__Written instruction__: Format every line of the records below as a Markdown table with two columns, Row and Record line, leaving out blank lines and the pictures.

__Material provided__:
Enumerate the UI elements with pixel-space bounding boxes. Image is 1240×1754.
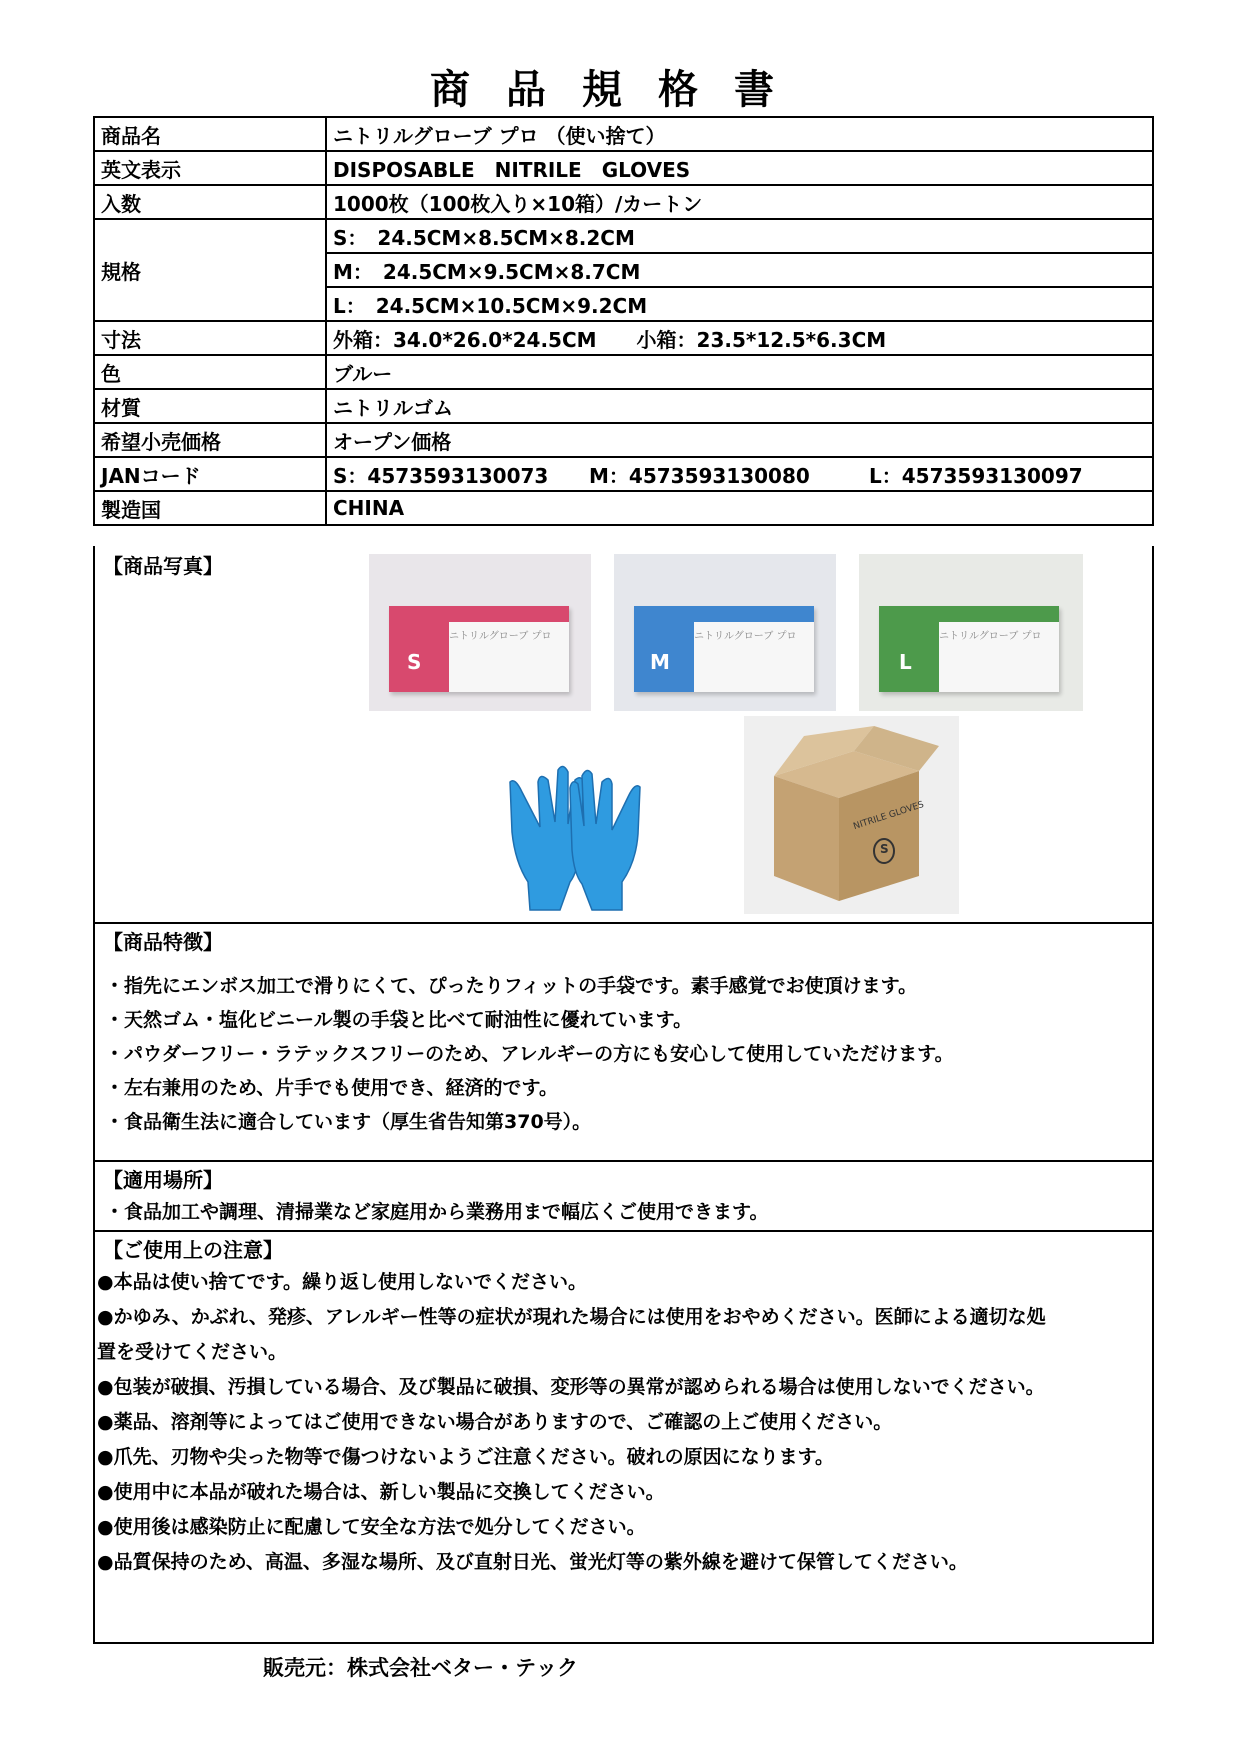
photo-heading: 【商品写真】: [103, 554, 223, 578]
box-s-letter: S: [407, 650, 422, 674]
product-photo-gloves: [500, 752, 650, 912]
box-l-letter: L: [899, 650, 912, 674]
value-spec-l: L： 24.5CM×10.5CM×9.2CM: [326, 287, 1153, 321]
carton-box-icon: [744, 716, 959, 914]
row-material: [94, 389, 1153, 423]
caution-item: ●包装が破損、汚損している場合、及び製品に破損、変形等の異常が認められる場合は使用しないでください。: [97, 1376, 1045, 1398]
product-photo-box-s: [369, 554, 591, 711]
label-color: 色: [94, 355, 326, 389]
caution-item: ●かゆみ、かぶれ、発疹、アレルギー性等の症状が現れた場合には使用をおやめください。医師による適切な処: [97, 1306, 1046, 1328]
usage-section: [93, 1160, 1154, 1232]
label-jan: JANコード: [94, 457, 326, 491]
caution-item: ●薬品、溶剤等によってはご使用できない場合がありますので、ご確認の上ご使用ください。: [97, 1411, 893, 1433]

__Final answer__:
| Row | Record line |
|---|---|
| 1 | Enumerate the UI elements with pixel-space bounding boxes. Image is 1240×1754. |
| 2 | photo-heading: 【商品写真】: [103, 554, 223, 578] |
| 3 | box-s-letter: S: [407, 650, 422, 674] |
| 4 | product-photo-gloves: [500, 752, 650, 912] |
| 5 | box-l-letter: L: [899, 650, 912, 674] |
| 6 | value-spec-l: L： 24.5CM×10.5CM×9.2CM: [326, 287, 1153, 321] |
| 7 | carton-box-icon: [744, 716, 959, 914] |
| 8 | row-material: [94, 389, 1153, 423] |
| 9 | caution-item: ●包装が破損、汚損している場合、及び製品に破損、変形等の異常が認められる場合は使用しないでください。: [97, 1376, 1045, 1398] |
| 10 | product-photo-box-s: [369, 554, 591, 711] |
| 11 | label-color: 色: [94, 355, 326, 389] |
| 12 | caution-item: ●かゆみ、かぶれ、発疹、アレルギー性等の症状が現れた場合には使用をおやめください。医師による適切な処: [97, 1306, 1046, 1328] |
| 13 | usage-section: [93, 1160, 1154, 1232] |
| 14 | label-jan: JANコード: [94, 457, 326, 491] |
| 15 | caution-item: ●薬品、溶剤等によってはご使用できない場合がありますので、ご確認の上ご使用ください。: [97, 1411, 893, 1433] |